REQUIREMENT: Whenever a line of the data below holds the string "dental", copy that line.
________
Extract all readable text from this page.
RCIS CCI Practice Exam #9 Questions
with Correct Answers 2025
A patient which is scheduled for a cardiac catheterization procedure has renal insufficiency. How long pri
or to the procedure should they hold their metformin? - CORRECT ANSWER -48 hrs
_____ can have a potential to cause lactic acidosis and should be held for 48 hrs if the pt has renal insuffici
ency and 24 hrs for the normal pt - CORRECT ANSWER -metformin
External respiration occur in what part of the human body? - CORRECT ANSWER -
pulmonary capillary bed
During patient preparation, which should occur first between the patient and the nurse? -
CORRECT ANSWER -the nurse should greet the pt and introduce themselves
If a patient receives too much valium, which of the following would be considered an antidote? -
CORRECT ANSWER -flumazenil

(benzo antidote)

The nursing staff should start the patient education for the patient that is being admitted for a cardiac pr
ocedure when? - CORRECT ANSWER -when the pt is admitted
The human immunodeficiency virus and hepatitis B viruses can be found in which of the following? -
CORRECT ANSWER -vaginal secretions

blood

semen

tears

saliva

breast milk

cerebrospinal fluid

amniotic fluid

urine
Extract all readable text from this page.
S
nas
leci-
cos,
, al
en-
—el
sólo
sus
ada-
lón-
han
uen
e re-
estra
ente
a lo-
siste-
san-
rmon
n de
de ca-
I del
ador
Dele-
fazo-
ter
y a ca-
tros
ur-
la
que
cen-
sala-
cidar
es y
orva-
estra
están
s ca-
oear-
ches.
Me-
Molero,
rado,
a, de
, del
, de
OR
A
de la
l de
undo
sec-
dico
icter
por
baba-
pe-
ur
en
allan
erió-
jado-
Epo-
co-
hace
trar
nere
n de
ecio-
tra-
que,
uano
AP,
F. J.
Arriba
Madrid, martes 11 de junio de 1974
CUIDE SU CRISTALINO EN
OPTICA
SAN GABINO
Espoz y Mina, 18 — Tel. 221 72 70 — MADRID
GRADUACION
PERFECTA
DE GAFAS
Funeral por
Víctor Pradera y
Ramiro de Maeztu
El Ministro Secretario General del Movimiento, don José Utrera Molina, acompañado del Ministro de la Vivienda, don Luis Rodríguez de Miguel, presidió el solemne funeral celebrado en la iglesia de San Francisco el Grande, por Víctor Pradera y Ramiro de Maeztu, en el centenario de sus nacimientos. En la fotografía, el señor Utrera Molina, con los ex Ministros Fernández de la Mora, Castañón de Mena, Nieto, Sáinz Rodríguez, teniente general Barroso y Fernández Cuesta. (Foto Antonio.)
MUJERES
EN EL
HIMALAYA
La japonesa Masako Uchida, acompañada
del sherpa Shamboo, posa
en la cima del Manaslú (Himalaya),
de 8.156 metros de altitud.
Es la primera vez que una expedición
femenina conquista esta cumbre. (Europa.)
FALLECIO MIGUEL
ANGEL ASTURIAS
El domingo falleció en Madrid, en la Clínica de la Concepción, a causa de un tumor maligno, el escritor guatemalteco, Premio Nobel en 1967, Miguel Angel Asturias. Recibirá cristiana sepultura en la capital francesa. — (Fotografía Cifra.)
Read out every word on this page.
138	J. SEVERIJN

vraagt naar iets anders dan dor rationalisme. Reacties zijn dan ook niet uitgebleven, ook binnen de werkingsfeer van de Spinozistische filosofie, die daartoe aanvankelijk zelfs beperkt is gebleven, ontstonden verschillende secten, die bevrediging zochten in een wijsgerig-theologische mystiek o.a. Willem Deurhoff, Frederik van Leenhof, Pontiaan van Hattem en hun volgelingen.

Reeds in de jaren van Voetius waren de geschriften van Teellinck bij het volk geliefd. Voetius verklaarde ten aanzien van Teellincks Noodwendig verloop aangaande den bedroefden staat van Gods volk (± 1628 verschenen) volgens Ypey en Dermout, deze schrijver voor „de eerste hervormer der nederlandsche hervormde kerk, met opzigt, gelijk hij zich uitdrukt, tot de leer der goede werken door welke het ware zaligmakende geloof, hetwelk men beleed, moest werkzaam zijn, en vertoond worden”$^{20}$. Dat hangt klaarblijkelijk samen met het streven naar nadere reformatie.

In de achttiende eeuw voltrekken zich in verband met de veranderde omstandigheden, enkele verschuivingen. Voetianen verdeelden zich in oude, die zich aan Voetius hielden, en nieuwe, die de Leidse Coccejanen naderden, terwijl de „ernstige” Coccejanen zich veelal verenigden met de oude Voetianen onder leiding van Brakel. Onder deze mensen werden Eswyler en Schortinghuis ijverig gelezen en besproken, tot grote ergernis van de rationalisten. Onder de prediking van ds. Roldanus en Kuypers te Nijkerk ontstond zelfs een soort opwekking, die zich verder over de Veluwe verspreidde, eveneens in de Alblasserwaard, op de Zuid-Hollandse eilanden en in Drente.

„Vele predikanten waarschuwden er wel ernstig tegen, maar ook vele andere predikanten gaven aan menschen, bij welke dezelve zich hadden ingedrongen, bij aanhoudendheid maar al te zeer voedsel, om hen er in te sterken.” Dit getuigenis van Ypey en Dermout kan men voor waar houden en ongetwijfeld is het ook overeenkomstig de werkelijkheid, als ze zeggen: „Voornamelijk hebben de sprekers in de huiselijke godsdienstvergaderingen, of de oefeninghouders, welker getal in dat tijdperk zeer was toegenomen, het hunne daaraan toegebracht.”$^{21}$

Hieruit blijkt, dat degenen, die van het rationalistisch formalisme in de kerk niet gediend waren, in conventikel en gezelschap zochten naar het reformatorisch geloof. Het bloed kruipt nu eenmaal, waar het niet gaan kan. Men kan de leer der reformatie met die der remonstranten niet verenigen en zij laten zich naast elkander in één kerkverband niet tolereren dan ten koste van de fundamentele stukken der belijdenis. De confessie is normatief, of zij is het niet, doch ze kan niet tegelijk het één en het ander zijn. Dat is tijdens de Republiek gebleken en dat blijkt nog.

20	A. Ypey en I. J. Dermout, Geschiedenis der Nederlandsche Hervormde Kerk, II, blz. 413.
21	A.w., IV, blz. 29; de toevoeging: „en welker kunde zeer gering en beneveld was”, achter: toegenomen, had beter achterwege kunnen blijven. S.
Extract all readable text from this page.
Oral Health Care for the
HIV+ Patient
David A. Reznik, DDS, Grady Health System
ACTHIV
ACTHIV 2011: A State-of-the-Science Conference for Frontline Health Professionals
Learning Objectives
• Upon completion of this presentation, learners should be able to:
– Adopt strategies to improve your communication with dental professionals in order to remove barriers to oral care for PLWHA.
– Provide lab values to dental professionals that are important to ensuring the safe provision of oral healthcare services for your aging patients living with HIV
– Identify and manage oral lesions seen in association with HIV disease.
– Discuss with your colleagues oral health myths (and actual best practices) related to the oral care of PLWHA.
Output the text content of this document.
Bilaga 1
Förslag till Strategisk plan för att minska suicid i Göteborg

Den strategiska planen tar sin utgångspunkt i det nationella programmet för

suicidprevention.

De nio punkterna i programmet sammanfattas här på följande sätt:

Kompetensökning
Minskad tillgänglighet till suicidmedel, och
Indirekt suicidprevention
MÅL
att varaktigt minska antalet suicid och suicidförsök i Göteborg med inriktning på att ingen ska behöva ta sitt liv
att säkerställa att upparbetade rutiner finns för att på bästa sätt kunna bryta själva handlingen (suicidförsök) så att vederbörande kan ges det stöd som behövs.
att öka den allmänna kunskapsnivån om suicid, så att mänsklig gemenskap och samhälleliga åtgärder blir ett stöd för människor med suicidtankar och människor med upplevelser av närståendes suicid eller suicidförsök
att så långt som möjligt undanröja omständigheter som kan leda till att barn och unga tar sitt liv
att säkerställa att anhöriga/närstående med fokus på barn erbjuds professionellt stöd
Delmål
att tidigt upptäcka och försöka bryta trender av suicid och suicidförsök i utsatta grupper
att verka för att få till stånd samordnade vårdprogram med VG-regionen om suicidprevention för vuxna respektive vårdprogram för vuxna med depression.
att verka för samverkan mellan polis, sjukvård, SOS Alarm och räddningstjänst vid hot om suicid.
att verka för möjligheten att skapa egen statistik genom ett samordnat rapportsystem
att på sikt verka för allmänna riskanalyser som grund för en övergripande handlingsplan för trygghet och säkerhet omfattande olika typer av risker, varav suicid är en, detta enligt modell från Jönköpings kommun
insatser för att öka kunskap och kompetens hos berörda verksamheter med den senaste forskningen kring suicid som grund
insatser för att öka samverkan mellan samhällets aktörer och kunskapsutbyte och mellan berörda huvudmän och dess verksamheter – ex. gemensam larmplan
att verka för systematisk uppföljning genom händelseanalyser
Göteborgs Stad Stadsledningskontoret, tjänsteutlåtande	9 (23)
________
EXERCISE OUTPUT:
– Adopt strategies to improve your communication with dental professionals in order to remove barriers to oral care for PLWHA.
– Provide lab values to dental professionals that are important to ensuring the safe provision of oral healthcare services for your aging patients living with HIV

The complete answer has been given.